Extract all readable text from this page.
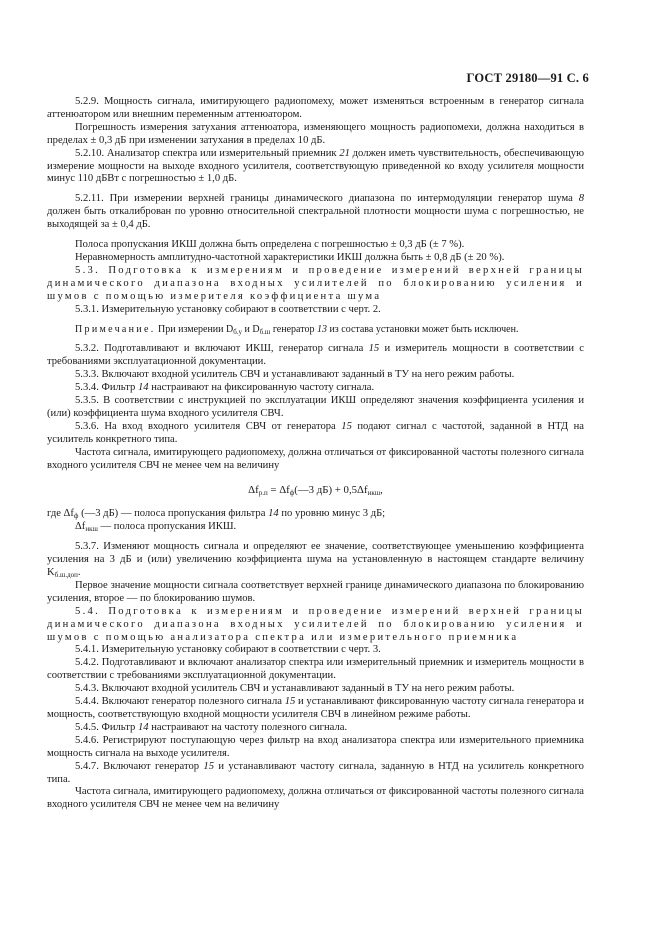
ГОСТ 29180—91 С. 6

5.2.9. Мощность сигнала, имитирующего радиопомеху, может изменяться встроенным в генератор сигнала аттенюатором или внешним переменным аттенюатором.

Погрешность измерения затухания аттенюатора, изменяющего мощность радиопомехи, должна находиться в пределах ± 0,3 дБ при изменении затухания в пределах 10 дБ.

5.2.10. Анализатор спектра или измерительный приемник 21 должен иметь чувствительность, обеспечивающую измерение мощности на выходе входного усилителя, соответствующую приведенной ко входу усилителя мощности минус 110 дБВт с погрешностью ± 1,0 дБ.

5.2.11. При измерении верхней границы динамического диапазона по интермодуляции генератор шума 8 должен быть откалиброван по уровню относительной спектральной плотности мощности шума с погрешностью, не выходящей за ± 0,4 дБ.

Полоса пропускания ИКШ должна быть определена с погрешностью ± 0,3 дБ (± 7 %).

Неравномерность амплитудно-частотной характеристики ИКШ должна быть ± 0,8 дБ (± 20 %).

5.3. Подготовка к измерениям и проведение измерений верхней границы динамического диапазона входных усилителей по блокированию усиления и шумов с помощью измерителя коэффициента шума

5.3.1. Измерительную установку собирают в соответствии с черт. 2.

Примечание. При измерении $D_{б.у}$ и $D_{б.ш}$ генератор 13 из состава установки может быть исключен.

5.3.2. Подготавливают и включают ИКШ, генератор сигнала 15 и измеритель мощности в соответствии с требованиями эксплуатационной документации.

5.3.3. Включают входной усилитель СВЧ и устанавливают заданный в ТУ на него режим работы.

5.3.4. Фильтр 14 настраивают на фиксированную частоту сигнала.

5.3.5. В соответствии с инструкцией по эксплуатации ИКШ определяют значения коэффициента усиления и (или) коэффициента шума входного усилителя СВЧ.

5.3.6. На вход входного усилителя СВЧ от генератора 15 подают сигнал с частотой, заданной в НТД на усилитель конкретного типа.

Частота сигнала, имитирующего радиопомеху, должна отличаться от фиксированной частоты полезного сигнала входного усилителя СВЧ не менее чем на величину

$\Delta f_{р.п}$ = $\Delta f_ф(—3$ $дБ) + 0,5\Delta f_{икш}$,

где $\Delta f_ф$ (—3 дБ) — полоса пропускания фильтра 14 по уровню минус 3 дБ;

$\Delta f_{икш}$ — полоса пропускания ИКШ.

5.3.7. Изменяют мощность сигнала и определяют ее значение, соответствующее уменьшению коэффициента усиления на 3 дБ и (или) увеличению коэффициента шума на установленную в настоящем стандарте величину $K_{б.ш.доп}$.

Первое значение мощности сигнала соответствует верхней границе динамического диапазона по блокированию усиления, второе — по блокированию шумов.

5.4. Подготовка к измерениям и проведение измерений верхней границы динамического диапазона входных усилителей по блокированию усиления и шумов с помощью анализатора спектра или измерительного приемника

5.4.1. Измерительную установку собирают в соответствии с черт. 3.

5.4.2. Подготавливают и включают анализатор спектра или измерительный приемник и измеритель мощности в соответствии с требованиями эксплуатационной документации.

5.4.3. Включают входной усилитель СВЧ и устанавливают заданный в ТУ на него режим работы.

5.4.4. Включают генератор полезного сигнала 15 и устанавливают фиксированную частоту сигнала генератора и мощность, соответствующую входной мощности усилителя СВЧ в линейном режиме работы.

5.4.5. Фильтр 14 настраивают на частоту полезного сигнала.

5.4.6. Регистрируют поступающую через фильтр на вход анализатора спектра или измерительного приемника мощность сигнала на выходе усилителя.

5.4.7. Включают генератор 15 и устанавливают частоту сигнала, заданную в НТД на усилитель конкретного типа.

Частота сигнала, имитирующего радиопомеху, должна отличаться от фиксированной частоты полезного сигнала входного усилителя СВЧ не менее чем на величину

-*-*-

● EXERCISE
Transcribe each entry above exactly, apart from the pictures.

● RESPONSE FOR THIS EXERCISE
Extract all readable text from this page.
ГОСТ 29180—91 С. 6

5.2.9. Мощность сигнала, имитирующего радиопомеху, может изменяться встроенным в генератор сигнала аттенюатором или внешним переменным аттенюатором.

Погрешность измерения затухания аттенюатора, изменяющего мощность радиопомехи, должна находиться в пределах ± 0,3 дБ при изменении затухания в пределах 10 дБ.

5.2.10. Анализатор спектра или измерительный приемник 21 должен иметь чувствительность, обеспечивающую измерение мощности на выходе входного усилителя, соответствующую приведенной ко входу усилителя мощности минус 110 дБВт с погрешностью ± 1,0 дБ.

5.2.11. При измерении верхней границы динамического диапазона по интермодуляции генератор шума 8 должен быть откалиброван по уровню относительной спектральной плотности мощности шума с погрешностью, не выходящей за ± 0,4 дБ.

Полоса пропускания ИКШ должна быть определена с погрешностью ± 0,3 дБ (± 7 %).

Неравномерность амплитудно-частотной характеристики ИКШ должна быть ± 0,8 дБ (± 20 %).

5.3. Подготовка к измерениям и проведение измерений верхней границы динамического диапазона входных усилителей по блокированию усиления и шумов с помощью измерителя коэффициента шума

5.3.1. Измерительную установку собирают в соответствии с черт. 2.

Примечание. При измерении $D_{б.у}$ и $D_{б.ш}$ генератор 13 из состава установки может быть исключен.

5.3.2. Подготавливают и включают ИКШ, генератор сигнала 15 и измеритель мощности в соответствии с требованиями эксплуатационной документации.

5.3.3. Включают входной усилитель СВЧ и устанавливают заданный в ТУ на него режим работы.

5.3.4. Фильтр 14 настраивают на фиксированную частоту сигнала.

5.3.5. В соответствии с инструкцией по эксплуатации ИКШ определяют значения коэффициента усиления и (или) коэффициента шума входного усилителя СВЧ.

5.3.6. На вход входного усилителя СВЧ от генератора 15 подают сигнал с частотой, заданной в НТД на усилитель конкретного типа.

Частота сигнала, имитирующего радиопомеху, должна отличаться от фиксированной частоты полезного сигнала входного усилителя СВЧ не менее чем на величину

$\Delta f_{р.п}$ = $\Delta f_ф(—3$ $дБ) + 0,5\Delta f_{икш}$,

где $\Delta f_ф$ (—3 дБ) — полоса пропускания фильтра 14 по уровню минус 3 дБ;

$\Delta f_{икш}$ — полоса пропускания ИКШ.

5.3.7. Изменяют мощность сигнала и определяют ее значение, соответствующее уменьшению коэффициента усиления на 3 дБ и (или) увеличению коэффициента шума на установленную в настоящем стандарте величину $K_{б.ш.доп}$.

Первое значение мощности сигнала соответствует верхней границе динамического диапазона по блокированию усиления, второе — по блокированию шумов.

5.4. Подготовка к измерениям и проведение измерений верхней границы динамического диапазона входных усилителей по блокированию усиления и шумов с помощью анализатора спектра или измерительного приемника

5.4.1. Измерительную установку собирают в соответствии с черт. 3.

5.4.2. Подготавливают и включают анализатор спектра или измерительный приемник и измеритель мощности в соответствии с требованиями эксплуатационной документации.

5.4.3. Включают входной усилитель СВЧ и устанавливают заданный в ТУ на него режим работы.

5.4.4. Включают генератор полезного сигнала 15 и устанавливают фиксированную частоту сигнала генератора и мощность, соответствующую входной мощности усилителя СВЧ в линейном режиме работы.

5.4.5. Фильтр 14 настраивают на частоту полезного сигнала.

5.4.6. Регистрируют поступающую через фильтр на вход анализатора спектра или измерительного приемника мощность сигнала на выходе усилителя.

5.4.7. Включают генератор 15 и устанавливают частоту сигнала, заданную в НТД на усилитель конкретного типа.

Частота сигнала, имитирующего радиопомеху, должна отличаться от фиксированной частоты полезного сигнала входного усилителя СВЧ не менее чем на величину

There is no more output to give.